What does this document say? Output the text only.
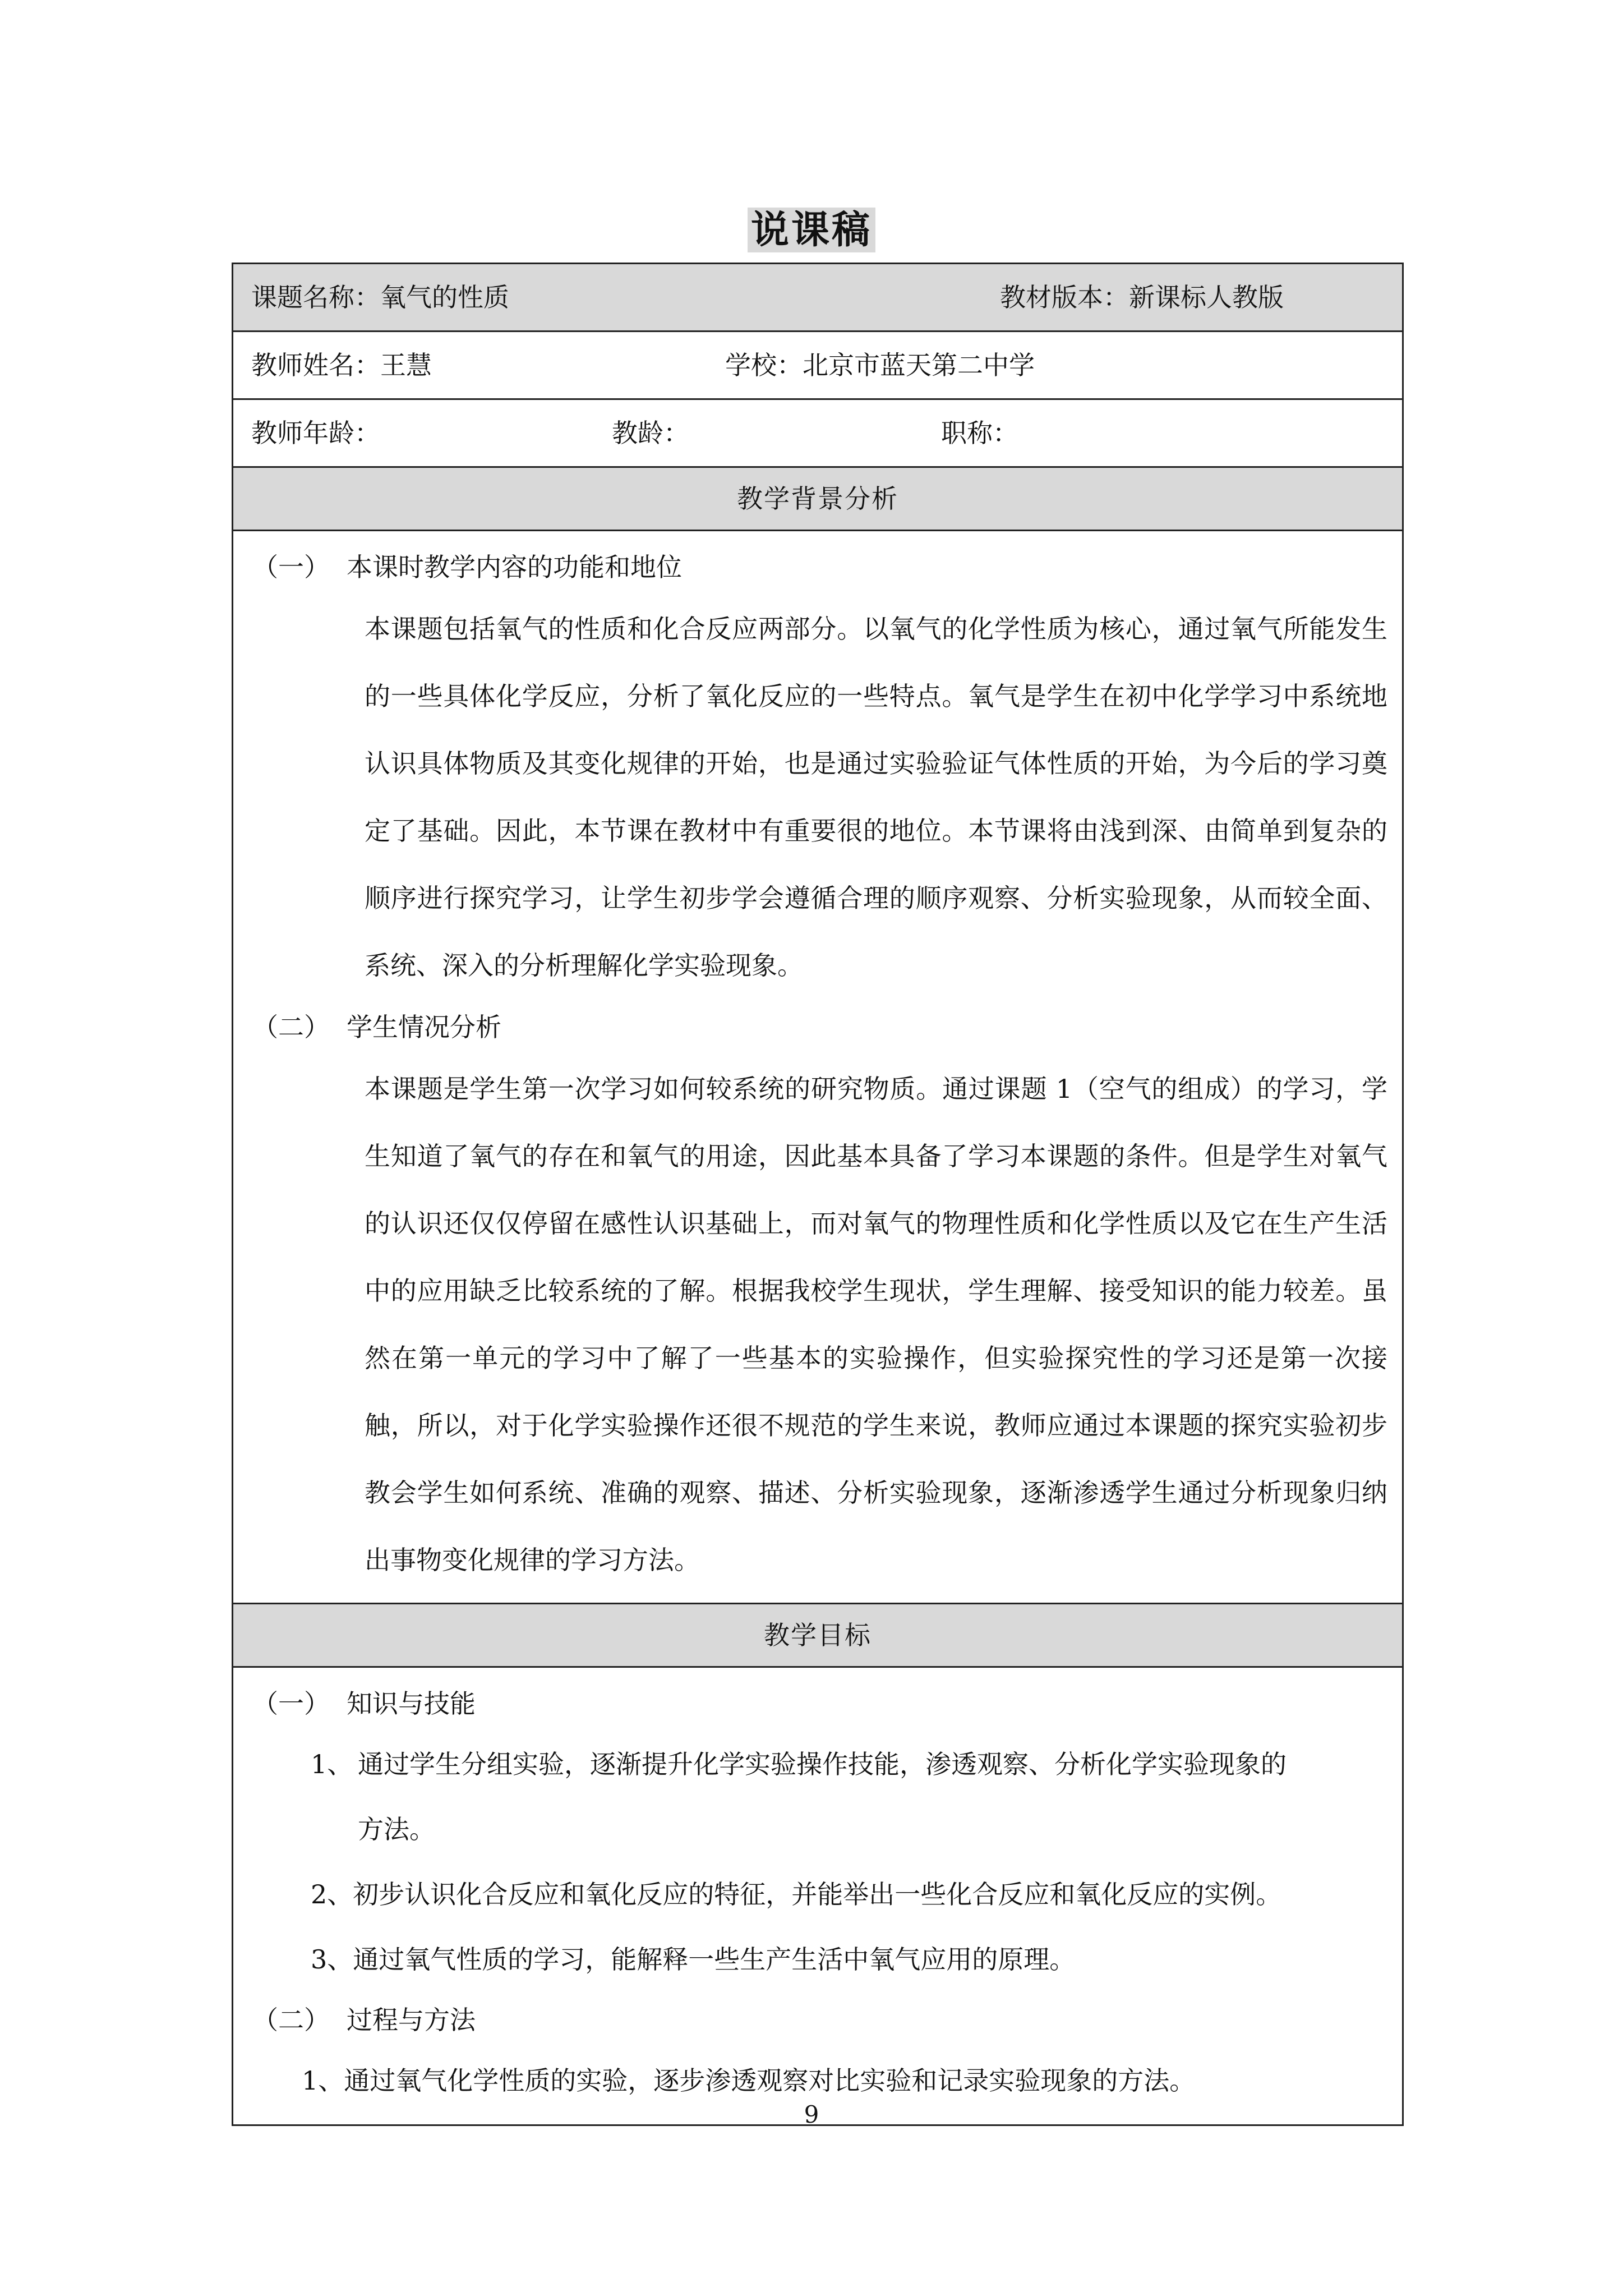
说课稿
课题名称：氧气的性质	教材版本：新课标人教版

教师姓名：王慧	学校：北京市蓝天第二中学

教师年龄：	教龄：	职称：

教学背景分析

（一） 本课时教学内容的功能和地位

本课题包括氧气的性质和化合反应两部分。以氧气的化学性质为核心，通过氧气所能发生的一些具体化学反应，分析了氧化反应的一些特点。氧气是学生在初中化学学习中系统地认识具体物质及其变化规律的开始，也是通过实验验证气体性质的开始，为今后的学习奠定了基础。因此，本节课在教材中有重要很的地位。本节课将由浅到深、由简单到复杂的顺序进行探究学习，让学生初步学会遵循合理的顺序观察、分析实验现象，从而较全面、系统、深入的分析理解化学实验现象。

（二） 学生情况分析

本课题是学生第一次学习如何较系统的研究物质。通过课题 1（空气的组成）的学习，学生知道了氧气的存在和氧气的用途，因此基本具备了学习本课题的条件。但是学生对氧气的认识还仅仅停留在感性认识基础上，而对氧气的物理性质和化学性质以及它在生产生活中的应用缺乏比较系统的了解。根据我校学生现状，学生理解、接受知识的能力较差。虽然在第一单元的学习中了解了一些基本的实验操作，但实验探究性的学习还是第一次接触，所以，对于化学实验操作还很不规范的学生来说，教师应通过本课题的探究实验初步教会学生如何系统、准确的观察、描述、分析实验现象，逐渐渗透学生通过分析现象归纳出事物变化规律的学习方法。

教学目标

（一） 知识与技能
1、 通过学生分组实验，逐渐提升化学实验操作技能，渗透观察、分析化学实验现象的
方法。
2、初步认识化合反应和氧化反应的特征，并能举出一些化合反应和氧化反应的实例。
3、通过氧气性质的学习，能解释一些生产生活中氧气应用的原理。
（二） 过程与方法
1、通过氧气化学性质的实验，逐步渗透观察对比实验和记录实验现象的方法。
9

*Exercise*: Copy each line that contains the word "分析实验现象".

*Full output*:
本课题包括氧气的性质和化合反应两部分。以氧气的化学性质为核心，通过氧气所能发生的一些具体化学反应，分析了氧化反应的一些特点。氧气是学生在初中化学学习中系统地认识具体物质及其变化规律的开始，也是通过实验验证气体性质的开始，为今后的学习奠定了基础。因此，本节课在教材中有重要很的地位。本节课将由浅到深、由简单到复杂的顺序进行探究学习，让学生初步学会遵循合理的顺序观察、分析实验现象，从而较全面、系统、深入的分析理解化学实验现象。
本课题是学生第一次学习如何较系统的研究物质。通过课题 1（空气的组成）的学习，学生知道了氧气的存在和氧气的用途，因此基本具备了学习本课题的条件。但是学生对氧气的认识还仅仅停留在感性认识基础上，而对氧气的物理性质和化学性质以及它在生产生活中的应用缺乏比较系统的了解。根据我校学生现状，学生理解、接受知识的能力较差。虽然在第一单元的学习中了解了一些基本的实验操作，但实验探究性的学习还是第一次接触，所以，对于化学实验操作还很不规范的学生来说，教师应通过本课题的探究实验初步教会学生如何系统、准确的观察、描述、分析实验现象，逐渐渗透学生通过分析现象归纳出事物变化规律的学习方法。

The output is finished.